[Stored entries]

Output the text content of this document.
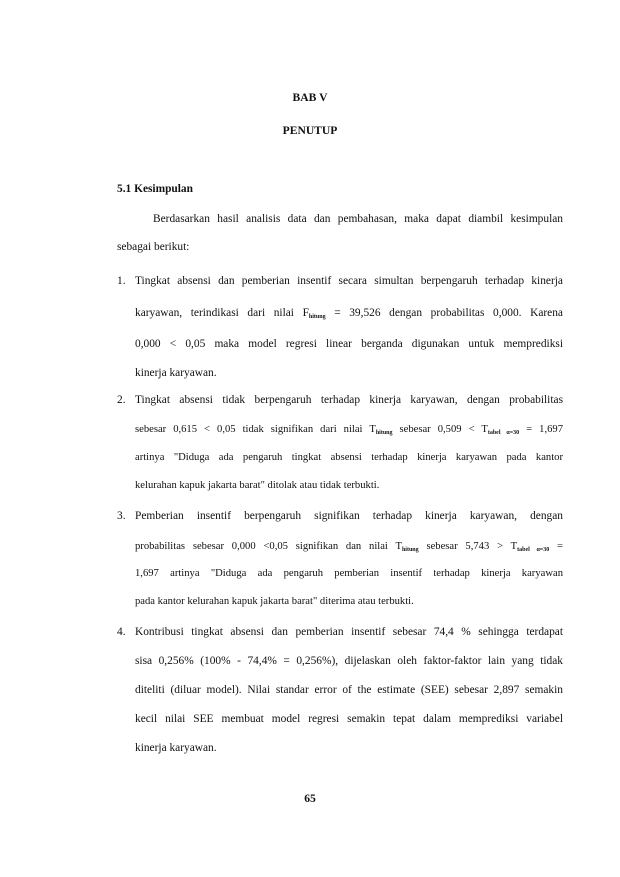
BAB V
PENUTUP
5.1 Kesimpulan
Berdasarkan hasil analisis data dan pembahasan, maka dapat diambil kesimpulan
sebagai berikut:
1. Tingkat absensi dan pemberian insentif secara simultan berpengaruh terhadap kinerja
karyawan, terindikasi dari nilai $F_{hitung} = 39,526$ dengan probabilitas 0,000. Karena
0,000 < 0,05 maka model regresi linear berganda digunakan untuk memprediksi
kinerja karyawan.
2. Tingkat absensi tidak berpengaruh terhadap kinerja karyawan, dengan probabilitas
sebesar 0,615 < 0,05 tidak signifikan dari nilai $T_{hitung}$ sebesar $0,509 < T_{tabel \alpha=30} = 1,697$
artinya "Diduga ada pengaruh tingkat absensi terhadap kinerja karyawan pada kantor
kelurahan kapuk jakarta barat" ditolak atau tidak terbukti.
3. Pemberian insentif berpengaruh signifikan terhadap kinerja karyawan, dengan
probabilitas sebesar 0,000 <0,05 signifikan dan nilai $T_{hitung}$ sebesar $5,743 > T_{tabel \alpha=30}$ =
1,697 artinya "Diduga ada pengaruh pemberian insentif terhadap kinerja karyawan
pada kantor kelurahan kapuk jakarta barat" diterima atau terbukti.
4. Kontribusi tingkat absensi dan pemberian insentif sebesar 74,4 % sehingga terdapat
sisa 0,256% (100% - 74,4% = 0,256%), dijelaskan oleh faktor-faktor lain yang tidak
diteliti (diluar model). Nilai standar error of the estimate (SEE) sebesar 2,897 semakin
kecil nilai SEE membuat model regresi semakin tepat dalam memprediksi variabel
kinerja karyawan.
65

==

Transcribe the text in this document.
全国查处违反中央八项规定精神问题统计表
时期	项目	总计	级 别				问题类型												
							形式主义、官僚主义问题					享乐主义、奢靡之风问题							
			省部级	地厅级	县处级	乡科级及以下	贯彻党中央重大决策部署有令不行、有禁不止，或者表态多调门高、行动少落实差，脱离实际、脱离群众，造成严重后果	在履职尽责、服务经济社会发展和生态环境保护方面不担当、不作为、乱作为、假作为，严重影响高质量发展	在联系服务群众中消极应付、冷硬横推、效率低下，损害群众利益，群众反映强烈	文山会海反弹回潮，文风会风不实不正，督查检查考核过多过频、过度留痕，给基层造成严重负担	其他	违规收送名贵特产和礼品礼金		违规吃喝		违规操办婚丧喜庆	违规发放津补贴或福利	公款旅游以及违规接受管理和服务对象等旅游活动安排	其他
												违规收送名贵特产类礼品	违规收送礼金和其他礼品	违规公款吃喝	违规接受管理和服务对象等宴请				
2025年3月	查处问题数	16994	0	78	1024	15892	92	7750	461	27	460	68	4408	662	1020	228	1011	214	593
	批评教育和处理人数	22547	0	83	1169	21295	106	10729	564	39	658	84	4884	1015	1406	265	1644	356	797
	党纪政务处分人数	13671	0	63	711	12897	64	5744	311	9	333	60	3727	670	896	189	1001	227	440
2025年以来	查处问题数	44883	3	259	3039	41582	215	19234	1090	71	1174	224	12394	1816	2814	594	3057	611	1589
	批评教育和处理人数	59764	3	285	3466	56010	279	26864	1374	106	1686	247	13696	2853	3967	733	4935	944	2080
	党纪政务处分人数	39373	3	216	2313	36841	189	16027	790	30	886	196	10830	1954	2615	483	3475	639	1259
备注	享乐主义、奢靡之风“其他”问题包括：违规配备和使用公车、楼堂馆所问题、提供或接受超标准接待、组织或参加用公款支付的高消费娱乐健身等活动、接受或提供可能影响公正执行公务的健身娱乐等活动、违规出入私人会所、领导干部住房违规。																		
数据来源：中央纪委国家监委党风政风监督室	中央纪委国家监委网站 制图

## What you have to do
Tally up the lines holding the word "maka" in the data above, and answer with that figure only.

## Answer for this exercise
2